**Set exercise A:**
Please decide whether each statement agrees with the authority control proposal: (i) the proposal currently focuses on biographies; (ii) fewer articles on the German Wikipedia than on the English Wikipedia have embedded identifiers; (iii) the Village Pump discussion was broadly unfavourable. Answer yes or no for each, quoting the deciding words.
**Set exercise B:**
According to the authority control proposal, who is the Wikipedian in Residence at the British Library?

**Given text:**
-- Begin --
Jump to content

Wikipedia:Authority control integration proposal

From Wikipedia, the free encyclopedia
This is an old revision of this page, as edited by Maximiliankleinoclc (talk | contribs) at 18:44, 26 June 2012 (Template details). The present address (URL) is a permanent link to this revision, which may differ significantly from the current revision.

This proposed project intends to extend and systematise the use of authority control identifiers, using the {{Authority control}} template, on English Wikipedia articles. Authority control is the term-of-art in librarianship, archival practice and related fields for unique identifiers to disambiguate objects (people, places, academic subjects, etc). These fields of study have different conceptualisations of unique identifiers form some other fields because many systems in place are backwards-compatible to pre-computerisation systems. This project aims to connect the English Wikipedia to this long tail of identifiers.

The current proposal focuses on biographies, although this may be extended in future to cover other topics, and is built around the use of data from VIAF, a composite system bringing together several major authority files. VIAF algorithmically matches and clusters entries from the individual authority files, and uses data scraped from Wikipedia to aid the process; as a result, there have already been a large number of Wikipedia-VIAF matched pairs identified and this provides a very effective springboard to work from.

The proposal was originally written up here, and discussed on the Village Pump here. It has since been updated to include some of the feedback and commentary received during the discussions. While the Village Pump discussion was broadly favourable, it will soon be formally listed as an RFC in order to ensure clear support from the community before implementation later in 2012.

This plan is being coordinated by Max Klein, the Wikipedian in Residence at OCLC, and Andrew Gray, the Wikipedian in Residence at the British Library. OCLC are the central operating group for VIAF, and have offered to provide technical support for the matching process. If you would like to help work on it, please let us know.

Background

Authority control is a system primarily used in libraries and other metadata services, where a single entity is given a canonical unique identifier. This allows clear disambiguation between different entities with similar names, while also allowing the use of a single identifier for those with multiple variant names.

Currently, around 4,000 articles on the English Wikipedia have some form of embedded authority control identifier. Likewise on Commons around (45,000) articles contain authority control. On the German Wikipedia, by comparison, around 220,000 articles have embedded identifiers.
-- End --
**Data segment:**
-- Begin --
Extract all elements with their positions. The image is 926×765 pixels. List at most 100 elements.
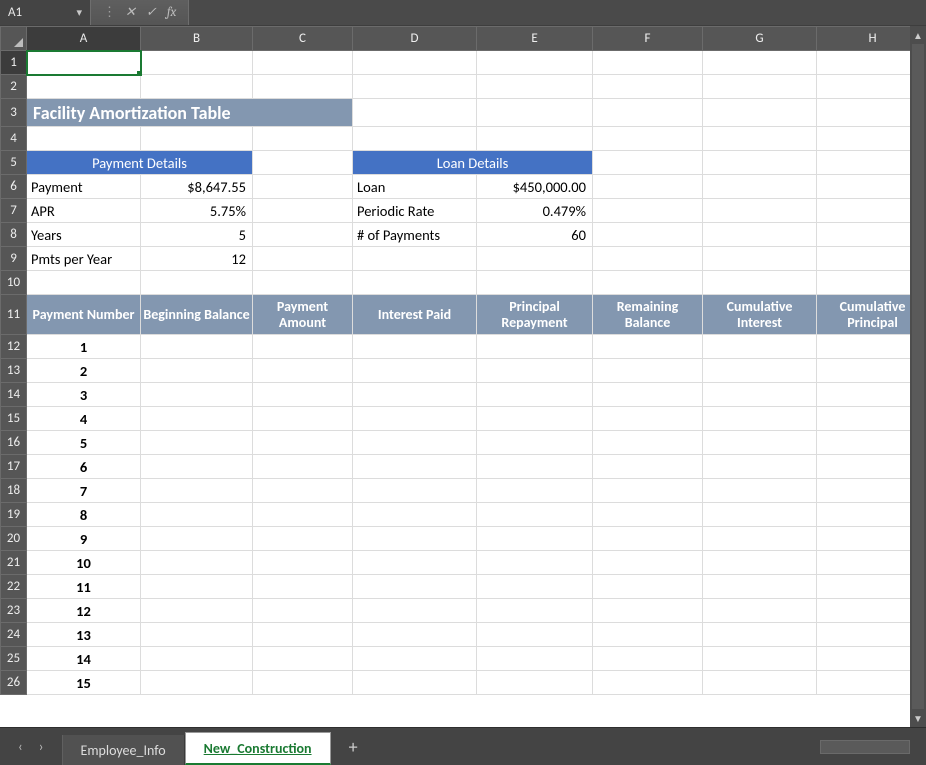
-- End --
**Correct response A:**
(i) Yes: "The current proposal focuses on biographies"
(ii) No: "Currently, around 4,000 articles on the English Wikipedia have some form of embedded authority control identifier." and "On the German Wikipedia, by comparison, around 220,000 articles have embedded identifiers."
(iii) No: "the Village Pump discussion was broadly favourable"

**Correct response B:**
Andrew Gray.